>> begin MATERIAL FOR THIS TASK

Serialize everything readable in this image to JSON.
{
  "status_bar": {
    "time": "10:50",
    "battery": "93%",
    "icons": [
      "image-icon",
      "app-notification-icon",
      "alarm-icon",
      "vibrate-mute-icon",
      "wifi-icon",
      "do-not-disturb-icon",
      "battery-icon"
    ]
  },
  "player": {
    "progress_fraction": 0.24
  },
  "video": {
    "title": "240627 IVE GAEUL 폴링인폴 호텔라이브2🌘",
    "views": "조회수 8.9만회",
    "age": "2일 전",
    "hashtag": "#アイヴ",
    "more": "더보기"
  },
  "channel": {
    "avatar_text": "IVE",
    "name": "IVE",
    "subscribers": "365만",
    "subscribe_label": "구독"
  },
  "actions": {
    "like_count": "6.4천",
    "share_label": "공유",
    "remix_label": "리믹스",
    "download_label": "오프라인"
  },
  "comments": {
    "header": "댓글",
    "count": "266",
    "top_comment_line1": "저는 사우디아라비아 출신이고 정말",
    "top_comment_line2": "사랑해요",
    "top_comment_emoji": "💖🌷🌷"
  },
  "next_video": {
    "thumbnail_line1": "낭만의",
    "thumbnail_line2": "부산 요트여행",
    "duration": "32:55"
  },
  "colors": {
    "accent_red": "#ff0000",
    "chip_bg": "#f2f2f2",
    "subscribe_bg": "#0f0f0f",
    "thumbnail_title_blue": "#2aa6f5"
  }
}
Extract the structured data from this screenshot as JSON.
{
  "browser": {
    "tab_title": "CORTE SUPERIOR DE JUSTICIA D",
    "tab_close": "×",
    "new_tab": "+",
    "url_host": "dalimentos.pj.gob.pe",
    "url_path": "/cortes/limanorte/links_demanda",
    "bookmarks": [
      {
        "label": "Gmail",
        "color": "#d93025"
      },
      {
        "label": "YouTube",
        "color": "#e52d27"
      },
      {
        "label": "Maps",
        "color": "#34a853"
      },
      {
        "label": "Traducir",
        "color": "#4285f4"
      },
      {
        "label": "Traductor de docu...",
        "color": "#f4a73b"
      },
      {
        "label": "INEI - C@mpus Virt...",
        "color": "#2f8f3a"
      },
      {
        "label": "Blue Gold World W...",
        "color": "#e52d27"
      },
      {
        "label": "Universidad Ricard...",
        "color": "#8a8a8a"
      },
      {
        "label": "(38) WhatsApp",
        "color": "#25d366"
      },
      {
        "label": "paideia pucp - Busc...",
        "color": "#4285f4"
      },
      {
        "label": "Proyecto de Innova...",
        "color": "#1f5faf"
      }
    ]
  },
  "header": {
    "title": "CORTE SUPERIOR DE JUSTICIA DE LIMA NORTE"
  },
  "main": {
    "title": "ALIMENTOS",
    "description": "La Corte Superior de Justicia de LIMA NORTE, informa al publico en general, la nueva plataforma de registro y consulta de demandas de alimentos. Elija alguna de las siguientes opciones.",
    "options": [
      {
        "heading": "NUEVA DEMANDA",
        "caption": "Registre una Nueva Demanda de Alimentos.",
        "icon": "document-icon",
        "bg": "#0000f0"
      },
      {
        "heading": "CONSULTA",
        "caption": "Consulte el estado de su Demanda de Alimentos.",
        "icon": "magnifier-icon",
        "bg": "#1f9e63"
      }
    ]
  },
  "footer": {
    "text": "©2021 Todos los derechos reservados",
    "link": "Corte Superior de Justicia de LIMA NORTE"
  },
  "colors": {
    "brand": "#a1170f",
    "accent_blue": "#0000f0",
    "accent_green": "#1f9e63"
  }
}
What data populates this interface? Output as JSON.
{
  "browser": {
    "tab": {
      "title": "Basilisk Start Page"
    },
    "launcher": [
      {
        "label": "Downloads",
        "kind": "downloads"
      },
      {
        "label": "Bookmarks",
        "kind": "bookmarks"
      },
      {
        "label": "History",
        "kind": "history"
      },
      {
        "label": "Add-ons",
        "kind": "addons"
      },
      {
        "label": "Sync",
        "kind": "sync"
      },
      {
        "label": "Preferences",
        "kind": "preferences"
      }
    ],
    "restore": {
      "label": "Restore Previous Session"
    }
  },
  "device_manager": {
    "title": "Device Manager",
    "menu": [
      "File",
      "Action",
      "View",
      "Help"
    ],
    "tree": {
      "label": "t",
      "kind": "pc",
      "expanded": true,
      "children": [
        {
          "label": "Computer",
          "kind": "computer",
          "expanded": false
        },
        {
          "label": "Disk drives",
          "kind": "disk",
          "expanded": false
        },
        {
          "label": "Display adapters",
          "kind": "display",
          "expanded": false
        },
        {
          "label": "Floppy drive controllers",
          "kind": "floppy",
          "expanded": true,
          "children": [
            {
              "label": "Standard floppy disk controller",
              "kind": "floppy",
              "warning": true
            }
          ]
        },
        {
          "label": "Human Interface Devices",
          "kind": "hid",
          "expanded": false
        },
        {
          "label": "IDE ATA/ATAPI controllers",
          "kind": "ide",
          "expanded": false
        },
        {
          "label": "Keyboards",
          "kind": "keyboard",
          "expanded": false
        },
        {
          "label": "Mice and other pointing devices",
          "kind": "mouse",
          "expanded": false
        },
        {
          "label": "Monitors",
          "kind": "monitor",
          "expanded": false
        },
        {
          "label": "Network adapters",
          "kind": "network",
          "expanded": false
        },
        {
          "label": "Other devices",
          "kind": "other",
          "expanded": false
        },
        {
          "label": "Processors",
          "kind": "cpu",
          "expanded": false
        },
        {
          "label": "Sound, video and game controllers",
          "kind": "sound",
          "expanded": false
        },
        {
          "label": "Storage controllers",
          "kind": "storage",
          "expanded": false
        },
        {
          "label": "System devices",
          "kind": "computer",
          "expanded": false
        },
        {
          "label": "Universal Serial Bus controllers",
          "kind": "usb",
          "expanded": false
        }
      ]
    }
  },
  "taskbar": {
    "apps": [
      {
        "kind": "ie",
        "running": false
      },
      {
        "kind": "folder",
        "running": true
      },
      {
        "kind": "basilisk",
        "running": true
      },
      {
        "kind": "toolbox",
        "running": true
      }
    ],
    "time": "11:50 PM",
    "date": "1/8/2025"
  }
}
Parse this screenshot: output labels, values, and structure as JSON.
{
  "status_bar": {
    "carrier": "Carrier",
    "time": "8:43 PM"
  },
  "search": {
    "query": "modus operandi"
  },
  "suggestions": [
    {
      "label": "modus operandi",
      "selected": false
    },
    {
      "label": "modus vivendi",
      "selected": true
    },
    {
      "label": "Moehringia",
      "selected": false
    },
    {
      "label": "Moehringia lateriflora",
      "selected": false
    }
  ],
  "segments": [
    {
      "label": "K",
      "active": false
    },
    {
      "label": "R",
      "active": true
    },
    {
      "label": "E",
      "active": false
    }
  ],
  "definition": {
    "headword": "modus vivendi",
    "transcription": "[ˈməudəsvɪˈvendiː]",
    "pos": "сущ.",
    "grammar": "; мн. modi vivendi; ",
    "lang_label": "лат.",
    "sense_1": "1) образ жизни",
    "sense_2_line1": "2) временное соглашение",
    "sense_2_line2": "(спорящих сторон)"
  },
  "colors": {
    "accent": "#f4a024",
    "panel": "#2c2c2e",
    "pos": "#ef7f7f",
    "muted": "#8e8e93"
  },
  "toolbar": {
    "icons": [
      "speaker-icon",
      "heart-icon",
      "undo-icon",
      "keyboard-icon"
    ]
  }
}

>> end MATERIAL FOR THIS TASK

Pick out every line of the listing containing the word "caption", and show those lines.

        "caption": "Registre una Nueva Demanda de Alimentos.",
        "caption": "Consulte el estado de su Demanda de Alimentos.",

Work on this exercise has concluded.